THE PROBLEM — Write the material out again in full, exactly.

** START RECORDS FOR THIS EXERCISE **

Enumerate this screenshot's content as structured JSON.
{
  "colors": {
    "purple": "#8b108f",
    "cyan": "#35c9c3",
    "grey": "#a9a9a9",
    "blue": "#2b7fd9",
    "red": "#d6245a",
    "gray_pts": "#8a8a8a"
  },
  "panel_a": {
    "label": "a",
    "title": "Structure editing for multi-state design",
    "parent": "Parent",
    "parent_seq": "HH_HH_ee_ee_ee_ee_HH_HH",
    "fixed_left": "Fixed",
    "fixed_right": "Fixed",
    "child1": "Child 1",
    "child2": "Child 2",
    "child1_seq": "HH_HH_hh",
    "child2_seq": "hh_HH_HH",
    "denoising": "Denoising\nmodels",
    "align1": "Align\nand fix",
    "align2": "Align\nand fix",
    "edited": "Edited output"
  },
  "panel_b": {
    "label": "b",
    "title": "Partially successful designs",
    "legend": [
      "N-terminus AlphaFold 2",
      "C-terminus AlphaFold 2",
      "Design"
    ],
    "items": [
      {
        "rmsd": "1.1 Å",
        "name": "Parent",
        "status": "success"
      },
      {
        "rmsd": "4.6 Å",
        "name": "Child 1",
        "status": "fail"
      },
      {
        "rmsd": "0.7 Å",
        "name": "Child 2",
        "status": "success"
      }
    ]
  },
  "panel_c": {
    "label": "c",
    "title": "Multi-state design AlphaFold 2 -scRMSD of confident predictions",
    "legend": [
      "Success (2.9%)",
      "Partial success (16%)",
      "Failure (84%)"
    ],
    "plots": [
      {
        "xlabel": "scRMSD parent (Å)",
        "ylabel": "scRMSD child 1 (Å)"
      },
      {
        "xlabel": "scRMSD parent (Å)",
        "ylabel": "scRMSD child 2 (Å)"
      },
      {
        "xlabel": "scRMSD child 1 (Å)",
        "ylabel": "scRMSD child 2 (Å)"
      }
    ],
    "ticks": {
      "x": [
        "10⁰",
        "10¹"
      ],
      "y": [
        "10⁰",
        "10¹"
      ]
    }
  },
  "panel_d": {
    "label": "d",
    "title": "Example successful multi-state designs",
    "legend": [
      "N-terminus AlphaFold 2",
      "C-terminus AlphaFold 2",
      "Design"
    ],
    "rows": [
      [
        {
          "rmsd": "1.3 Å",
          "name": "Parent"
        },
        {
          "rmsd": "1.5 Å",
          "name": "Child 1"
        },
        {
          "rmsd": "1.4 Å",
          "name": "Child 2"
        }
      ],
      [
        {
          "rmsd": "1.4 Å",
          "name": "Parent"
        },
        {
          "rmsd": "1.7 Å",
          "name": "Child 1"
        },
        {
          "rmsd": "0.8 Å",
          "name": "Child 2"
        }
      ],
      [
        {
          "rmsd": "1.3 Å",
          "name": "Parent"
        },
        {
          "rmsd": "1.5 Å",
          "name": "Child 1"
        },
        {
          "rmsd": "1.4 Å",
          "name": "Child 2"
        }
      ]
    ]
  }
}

** END RECORDS FOR THIS EXERCISE **

ANSWER BELOW —
Enumerate this screenshot's content as structured JSON.
{
  "colors": {
    "purple": "#8b108f",
    "cyan": "#35c9c3",
    "grey": "#a9a9a9",
    "blue": "#2b7fd9",
    "red": "#d6245a",
    "gray_pts": "#8a8a8a"
  },
  "panel_a": {
    "label": "a",
    "title": "Structure editing for multi-state design",
    "parent": "Parent",
    "parent_seq": "HH_HH_ee_ee_ee_ee_HH_HH",
    "fixed_left": "Fixed",
    "fixed_right": "Fixed",
    "child1": "Child 1",
    "child2": "Child 2",
    "child1_seq": "HH_HH_hh",
    "child2_seq": "hh_HH_HH",
    "denoising": "Denoising\nmodels",
    "align1": "Align\nand fix",
    "align2": "Align\nand fix",
    "edited": "Edited output"
  },
  "panel_b": {
    "label": "b",
    "title": "Partially successful designs",
    "legend": [
      "N-terminus AlphaFold 2",
      "C-terminus AlphaFold 2",
      "Design"
    ],
    "items": [
      {
        "rmsd": "1.1 Å",
        "name": "Parent",
        "status": "success"
      },
      {
        "rmsd": "4.6 Å",
        "name": "Child 1",
        "status": "fail"
      },
      {
        "rmsd": "0.7 Å",
        "name": "Child 2",
        "status": "success"
      }
    ]
  },
  "panel_c": {
    "label": "c",
    "title": "Multi-state design AlphaFold 2 -scRMSD of confident predictions",
    "legend": [
      "Success (2.9%)",
      "Partial success (16%)",
      "Failure (84%)"
    ],
    "plots": [
      {
        "xlabel": "scRMSD parent (Å)",
        "ylabel": "scRMSD child 1 (Å)"
      },
      {
        "xlabel": "scRMSD parent (Å)",
        "ylabel": "scRMSD child 2 (Å)"
      },
      {
        "xlabel": "scRMSD child 1 (Å)",
        "ylabel": "scRMSD child 2 (Å)"
      }
    ],
    "ticks": {
      "x": [
        "10⁰",
        "10¹"
      ],
      "y": [
        "10⁰",
        "10¹"
      ]
    }
  },
  "panel_d": {
    "label": "d",
    "title": "Example successful multi-state designs",
    "legend": [
      "N-terminus AlphaFold 2",
      "C-terminus AlphaFold 2",
      "Design"
    ],
    "rows": [
      [
        {
          "rmsd": "1.3 Å",
          "name": "Parent"
        },
        {
          "rmsd": "1.5 Å",
          "name": "Child 1"
        },
        {
          "rmsd": "1.4 Å",
          "name": "Child 2"
        }
      ],
      [
        {
          "rmsd": "1.4 Å",
          "name": "Parent"
        },
        {
          "rmsd": "1.7 Å",
          "name": "Child 1"
        },
        {
          "rmsd": "0.8 Å",
          "name": "Child 2"
        }
      ],
      [
        {
          "rmsd": "1.3 Å",
          "name": "Parent"
        },
        {
          "rmsd": "1.5 Å",
          "name": "Child 1"
        },
        {
          "rmsd": "1.4 Å",
          "name": "Child 2"
        }
      ]
    ]
  }
}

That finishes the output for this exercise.